:: What the task asks ::
Tally the lines of the listing that contain the word "DOPAMINE", then give the total and nothing else.

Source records
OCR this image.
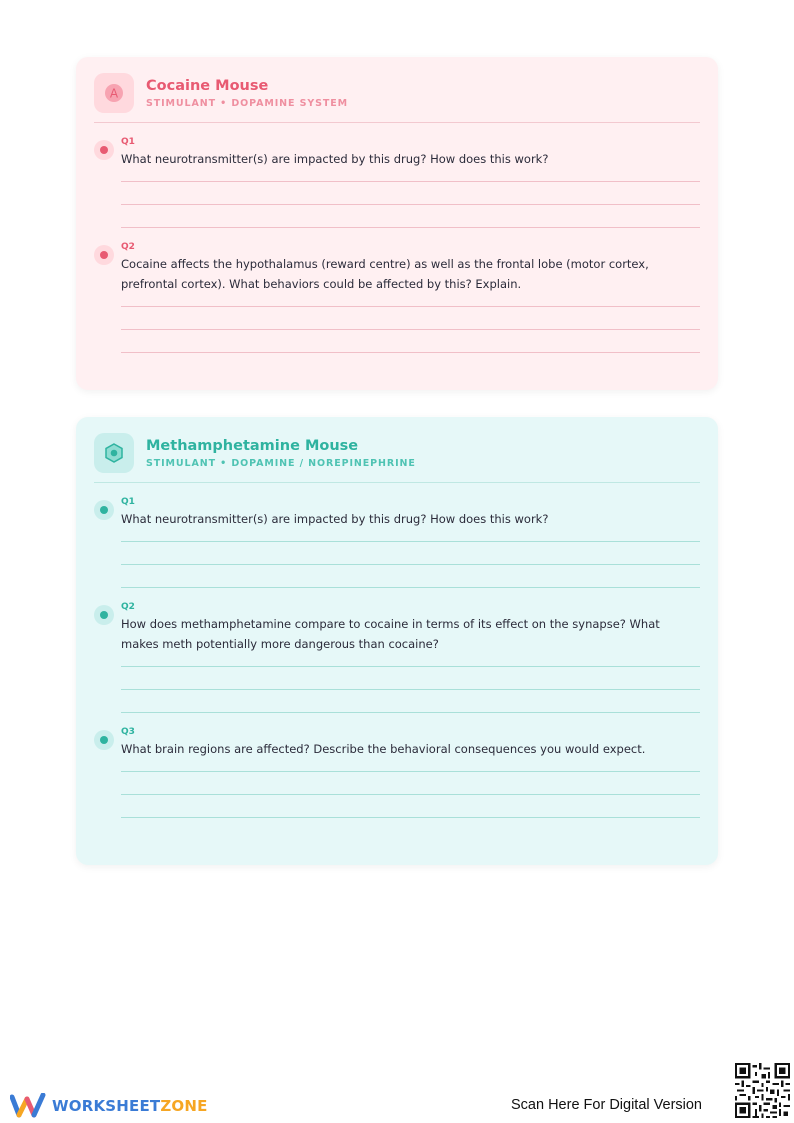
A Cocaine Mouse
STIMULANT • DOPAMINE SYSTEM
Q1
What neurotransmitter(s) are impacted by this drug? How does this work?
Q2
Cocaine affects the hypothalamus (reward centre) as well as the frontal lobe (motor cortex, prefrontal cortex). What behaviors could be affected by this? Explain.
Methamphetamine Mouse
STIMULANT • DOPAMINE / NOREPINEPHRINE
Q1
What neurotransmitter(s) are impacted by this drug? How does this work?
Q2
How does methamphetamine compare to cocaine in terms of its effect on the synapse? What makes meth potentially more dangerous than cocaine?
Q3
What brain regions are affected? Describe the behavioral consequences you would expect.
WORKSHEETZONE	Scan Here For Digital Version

...

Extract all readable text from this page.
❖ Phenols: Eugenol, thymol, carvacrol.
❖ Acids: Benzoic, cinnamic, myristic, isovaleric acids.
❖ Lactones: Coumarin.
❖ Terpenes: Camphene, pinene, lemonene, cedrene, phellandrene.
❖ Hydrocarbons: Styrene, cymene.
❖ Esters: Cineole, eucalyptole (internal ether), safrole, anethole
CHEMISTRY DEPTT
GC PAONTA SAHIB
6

:: Written response ::
2